-- START OF TASK INPUT --

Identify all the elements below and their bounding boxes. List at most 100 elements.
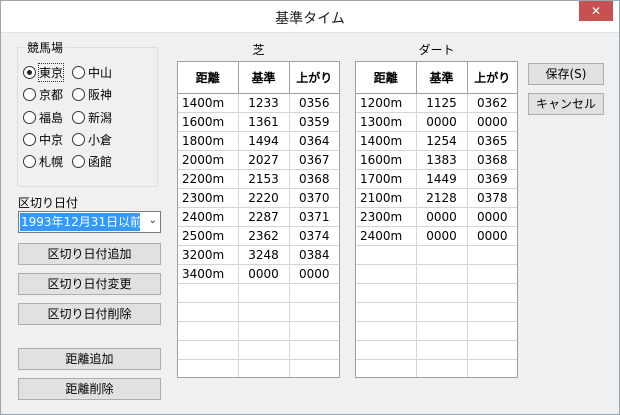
final-time-cell[interactable] xyxy=(289,340,339,360)
final-time-cell[interactable]: 0000 xyxy=(467,112,517,132)
column-header-final[interactable]: 上がり xyxy=(467,62,517,94)
table-row[interactable] xyxy=(356,283,517,303)
table-row[interactable]: 2400m 0000 0000 xyxy=(356,226,517,246)
distance-cell[interactable]: 2100m xyxy=(356,188,417,208)
final-time-cell[interactable] xyxy=(289,283,339,303)
table-row[interactable]: 1400m 1233 0356 xyxy=(178,93,339,113)
table-row[interactable]: 2400m 2287 0371 xyxy=(178,207,339,227)
final-time-cell[interactable]: 0000 xyxy=(467,226,517,246)
table-row[interactable]: 2300m 2220 0370 xyxy=(178,188,339,208)
radio-fukushima[interactable]: 福島 xyxy=(23,109,63,125)
turf-table[interactable]: 距離 基準 上がり 1400m 1233 0356 1600m 1361 0359 1800… xyxy=(177,61,340,378)
standard-time-cell[interactable]: 2128 xyxy=(416,188,468,208)
standard-time-cell[interactable]: 1233 xyxy=(238,93,290,113)
final-time-cell[interactable]: 0371 xyxy=(289,207,339,227)
distance-cell[interactable]: 2000m xyxy=(178,150,239,170)
radio-kyoto[interactable]: 京都 xyxy=(23,86,63,102)
table-row[interactable]: 2100m 2128 0378 xyxy=(356,188,517,208)
final-time-cell[interactable]: 0359 xyxy=(289,112,339,132)
distance-cell[interactable]: 1600m xyxy=(356,150,417,170)
add-distance-button[interactable]: 距離追加 xyxy=(18,348,161,370)
table-row[interactable] xyxy=(178,340,339,360)
radio-chukyo[interactable]: 中京 xyxy=(23,131,63,147)
final-time-cell[interactable] xyxy=(289,321,339,341)
final-time-cell[interactable]: 0000 xyxy=(467,207,517,227)
standard-time-cell[interactable]: 2287 xyxy=(238,207,290,227)
distance-cell[interactable]: 1700m xyxy=(356,169,417,189)
close-button[interactable]: ✕ xyxy=(579,1,613,21)
final-time-cell[interactable] xyxy=(467,359,517,377)
distance-cell[interactable]: 1400m xyxy=(356,131,417,151)
standard-time-cell[interactable]: 2220 xyxy=(238,188,290,208)
distance-cell[interactable]: 1200m xyxy=(356,93,417,113)
distance-cell[interactable] xyxy=(356,340,417,360)
radio-nakayama[interactable]: 中山 xyxy=(72,64,112,80)
final-time-cell[interactable]: 0364 xyxy=(289,131,339,151)
final-time-cell[interactable]: 0356 xyxy=(289,93,339,113)
final-time-cell[interactable] xyxy=(467,283,517,303)
table-row[interactable]: 1600m 1361 0359 xyxy=(178,112,339,132)
standard-time-cell[interactable]: 0000 xyxy=(238,264,290,284)
distance-cell[interactable]: 1600m xyxy=(178,112,239,132)
standard-time-cell[interactable]: 1125 xyxy=(416,93,468,113)
standard-time-cell[interactable]: 1383 xyxy=(416,150,468,170)
cancel-button[interactable]: キャンセル xyxy=(528,93,604,115)
table-row[interactable]: 1200m 1125 0362 xyxy=(356,93,517,113)
final-time-cell[interactable]: 0365 xyxy=(467,131,517,151)
distance-cell[interactable] xyxy=(356,283,417,303)
standard-time-cell[interactable]: 2027 xyxy=(238,150,290,170)
final-time-cell[interactable] xyxy=(467,264,517,284)
final-time-cell[interactable] xyxy=(467,321,517,341)
standard-time-cell[interactable]: 0000 xyxy=(416,112,468,132)
final-time-cell[interactable]: 0000 xyxy=(289,264,339,284)
table-row[interactable] xyxy=(178,359,339,377)
distance-cell[interactable] xyxy=(356,321,417,341)
delete-cutoff-date-button[interactable]: 区切り日付削除 xyxy=(18,303,161,325)
standard-time-cell[interactable] xyxy=(416,340,468,360)
standard-time-cell[interactable]: 3248 xyxy=(238,245,290,265)
distance-cell[interactable]: 3200m xyxy=(178,245,239,265)
distance-cell[interactable]: 2300m xyxy=(178,188,239,208)
table-row[interactable]: 3200m 3248 0384 xyxy=(178,245,339,265)
table-row[interactable] xyxy=(178,302,339,322)
distance-cell[interactable] xyxy=(356,245,417,265)
table-row[interactable]: 1600m 1383 0368 xyxy=(356,150,517,170)
cutoff-date-select[interactable]: 1993年12月31日以前 ⌄ xyxy=(18,211,161,233)
distance-cell[interactable]: 1400m xyxy=(178,93,239,113)
standard-time-cell[interactable]: 1494 xyxy=(238,131,290,151)
distance-cell[interactable]: 2400m xyxy=(178,207,239,227)
table-row[interactable]: 2200m 2153 0368 xyxy=(178,169,339,189)
radio-hanshin[interactable]: 阪神 xyxy=(72,86,112,102)
standard-time-cell[interactable]: 1254 xyxy=(416,131,468,151)
final-time-cell[interactable] xyxy=(467,245,517,265)
standard-time-cell[interactable] xyxy=(416,359,468,377)
dirt-table[interactable]: 距離 基準 上がり 1200m 1125 0362 1300m 0000 0000 1400… xyxy=(355,61,518,378)
table-row[interactable]: 2300m 0000 0000 xyxy=(356,207,517,227)
final-time-cell[interactable]: 0368 xyxy=(467,150,517,170)
standard-time-cell[interactable]: 1361 xyxy=(238,112,290,132)
column-header-distance[interactable]: 距離 xyxy=(356,62,417,94)
table-row[interactable]: 2500m 2362 0374 xyxy=(178,226,339,246)
table-row[interactable]: 3400m 0000 0000 xyxy=(178,264,339,284)
final-time-cell[interactable]: 0384 xyxy=(289,245,339,265)
column-header-standard[interactable]: 基準 xyxy=(416,62,468,94)
table-row[interactable] xyxy=(356,264,517,284)
standard-time-cell[interactable] xyxy=(238,283,290,303)
distance-cell[interactable] xyxy=(356,359,417,377)
distance-cell[interactable]: 2400m xyxy=(356,226,417,246)
final-time-cell[interactable] xyxy=(289,302,339,322)
distance-cell[interactable]: 3400m xyxy=(178,264,239,284)
final-time-cell[interactable] xyxy=(467,302,517,322)
table-row[interactable] xyxy=(356,321,517,341)
standard-time-cell[interactable] xyxy=(416,245,468,265)
save-button[interactable]: 保存(S) xyxy=(528,63,604,85)
radio-hakodate[interactable]: 函館 xyxy=(72,153,112,169)
distance-cell[interactable] xyxy=(178,283,239,303)
radio-tokyo[interactable]: 東京 xyxy=(23,62,65,82)
table-row[interactable] xyxy=(356,302,517,322)
delete-distance-button[interactable]: 距離削除 xyxy=(18,378,161,400)
table-row[interactable]: 1400m 1254 0365 xyxy=(356,131,517,151)
column-header-distance[interactable]: 距離 xyxy=(178,62,239,94)
standard-time-cell[interactable]: 2362 xyxy=(238,226,290,246)
distance-cell[interactable] xyxy=(178,340,239,360)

-- END OF TASK INPUT --

## [TASK BRIEF]
Can you write out every row again, swapping "final-time-cell" for "closing-time-cell" and leaving everything else unchanged, with the pictures omitted?

## [TASK RESULT]
Identify all the elements below and their bounding boxes. List at most 100 elements.
closing-time-cell[interactable] xyxy=(289,340,339,360)
closing-time-cell[interactable]: 0000 xyxy=(467,112,517,132)
column-header-final[interactable]: 上がり xyxy=(467,62,517,94)
table-row[interactable] xyxy=(356,283,517,303)
table-row[interactable]: 2400m 0000 0000 xyxy=(356,226,517,246)
distance-cell[interactable]: 2100m xyxy=(356,188,417,208)
closing-time-cell[interactable] xyxy=(289,283,339,303)
table-row[interactable]: 1400m 1233 0356 xyxy=(178,93,339,113)
table-row[interactable]: 2400m 2287 0371 xyxy=(178,207,339,227)
closing-time-cell[interactable]: 0000 xyxy=(467,226,517,246)
table-row[interactable]: 2300m 2220 0370 xyxy=(178,188,339,208)
radio-fukushima[interactable]: 福島 xyxy=(23,109,63,125)
turf-table[interactable]: 距離 基準 上がり 1400m 1233 0356 1600m 1361 0359 1800… xyxy=(177,61,340,378)
standard-time-cell[interactable]: 2128 xyxy=(416,188,468,208)
standard-time-cell[interactable]: 1233 xyxy=(238,93,290,113)
closing-time-cell[interactable]: 0371 xyxy=(289,207,339,227)
distance-cell[interactable]: 2000m xyxy=(178,150,239,170)
radio-kyoto[interactable]: 京都 xyxy=(23,86,63,102)
table-row[interactable]: 2100m 2128 0378 xyxy=(356,188,517,208)
closing-time-cell[interactable]: 0359 xyxy=(289,112,339,132)
distance-cell[interactable]: 1600m xyxy=(356,150,417,170)
add-distance-button[interactable]: 距離追加 xyxy=(18,348,161,370)
table-row[interactable] xyxy=(178,340,339,360)
radio-chukyo[interactable]: 中京 xyxy=(23,131,63,147)
closing-time-cell[interactable] xyxy=(289,321,339,341)
closing-time-cell[interactable]: 0000 xyxy=(467,207,517,227)
standard-time-cell[interactable]: 2287 xyxy=(238,207,290,227)
distance-cell[interactable]: 1700m xyxy=(356,169,417,189)
close-button[interactable]: ✕ xyxy=(579,1,613,21)
closing-time-cell[interactable] xyxy=(467,359,517,377)
distance-cell[interactable]: 1400m xyxy=(356,131,417,151)
standard-time-cell[interactable]: 2220 xyxy=(238,188,290,208)
distance-cell[interactable]: 1200m xyxy=(356,93,417,113)
distance-cell[interactable] xyxy=(356,340,417,360)
radio-nakayama[interactable]: 中山 xyxy=(72,64,112,80)
closing-time-cell[interactable]: 0364 xyxy=(289,131,339,151)
closing-time-cell[interactable]: 0356 xyxy=(289,93,339,113)
closing-time-cell[interactable] xyxy=(467,283,517,303)
table-row[interactable]: 1600m 1361 0359 xyxy=(178,112,339,132)
standard-time-cell[interactable]: 0000 xyxy=(238,264,290,284)
distance-cell[interactable]: 1600m xyxy=(178,112,239,132)
standard-time-cell[interactable]: 1125 xyxy=(416,93,468,113)
standard-time-cell[interactable]: 1383 xyxy=(416,150,468,170)
cancel-button[interactable]: キャンセル xyxy=(528,93,604,115)
table-row[interactable]: 1200m 1125 0362 xyxy=(356,93,517,113)
closing-time-cell[interactable]: 0365 xyxy=(467,131,517,151)
distance-cell[interactable] xyxy=(356,283,417,303)
standard-time-cell[interactable]: 2027 xyxy=(238,150,290,170)
closing-time-cell[interactable] xyxy=(467,264,517,284)
closing-time-cell[interactable] xyxy=(467,321,517,341)
standard-time-cell[interactable]: 0000 xyxy=(416,112,468,132)
closing-time-cell[interactable]: 0000 xyxy=(289,264,339,284)
table-row[interactable] xyxy=(178,359,339,377)
distance-cell[interactable] xyxy=(356,321,417,341)
delete-cutoff-date-button[interactable]: 区切り日付削除 xyxy=(18,303,161,325)
standard-time-cell[interactable] xyxy=(416,340,468,360)
standard-time-cell[interactable]: 3248 xyxy=(238,245,290,265)
distance-cell[interactable]: 3200m xyxy=(178,245,239,265)
distance-cell[interactable]: 2300m xyxy=(178,188,239,208)
table-row[interactable]: 3200m 3248 0384 xyxy=(178,245,339,265)
table-row[interactable] xyxy=(178,302,339,322)
distance-cell[interactable] xyxy=(356,245,417,265)
table-row[interactable]: 1600m 1383 0368 xyxy=(356,150,517,170)
cutoff-date-select[interactable]: 1993年12月31日以前 ⌄ xyxy=(18,211,161,233)
distance-cell[interactable]: 1400m xyxy=(178,93,239,113)
standard-time-cell[interactable]: 1494 xyxy=(238,131,290,151)
distance-cell[interactable]: 2400m xyxy=(178,207,239,227)
table-row[interactable]: 2200m 2153 0368 xyxy=(178,169,339,189)
radio-hanshin[interactable]: 阪神 xyxy=(72,86,112,102)
standard-time-cell[interactable]: 1254 xyxy=(416,131,468,151)
closing-time-cell[interactable] xyxy=(467,245,517,265)
standard-time-cell[interactable] xyxy=(416,359,468,377)
dirt-table[interactable]: 距離 基準 上がり 1200m 1125 0362 1300m 0000 0000 1400… xyxy=(355,61,518,378)
table-row[interactable]: 2300m 0000 0000 xyxy=(356,207,517,227)
closing-time-cell[interactable]: 0368 xyxy=(467,150,517,170)
standard-time-cell[interactable]: 1361 xyxy=(238,112,290,132)
column-header-distance[interactable]: 距離 xyxy=(356,62,417,94)
table-row[interactable]: 2500m 2362 0374 xyxy=(178,226,339,246)
table-row[interactable]: 3400m 0000 0000 xyxy=(178,264,339,284)
closing-time-cell[interactable]: 0384 xyxy=(289,245,339,265)
column-header-standard[interactable]: 基準 xyxy=(416,62,468,94)
table-row[interactable] xyxy=(356,264,517,284)
standard-time-cell[interactable] xyxy=(238,283,290,303)
distance-cell[interactable] xyxy=(356,359,417,377)
distance-cell[interactable]: 2400m xyxy=(356,226,417,246)
closing-time-cell[interactable] xyxy=(289,302,339,322)
distance-cell[interactable]: 3400m xyxy=(178,264,239,284)
closing-time-cell[interactable] xyxy=(467,302,517,322)
table-row[interactable] xyxy=(356,321,517,341)
standard-time-cell[interactable] xyxy=(416,245,468,265)
save-button[interactable]: 保存(S) xyxy=(528,63,604,85)
radio-hakodate[interactable]: 函館 xyxy=(72,153,112,169)
distance-cell[interactable] xyxy=(178,283,239,303)
radio-tokyo[interactable]: 東京 xyxy=(23,62,65,82)
table-row[interactable] xyxy=(356,302,517,322)
delete-distance-button[interactable]: 距離削除 xyxy=(18,378,161,400)
table-row[interactable]: 1400m 1254 0365 xyxy=(356,131,517,151)
column-header-distance[interactable]: 距離 xyxy=(178,62,239,94)
standard-time-cell[interactable]: 2362 xyxy=(238,226,290,246)
distance-cell[interactable] xyxy=(178,340,239,360)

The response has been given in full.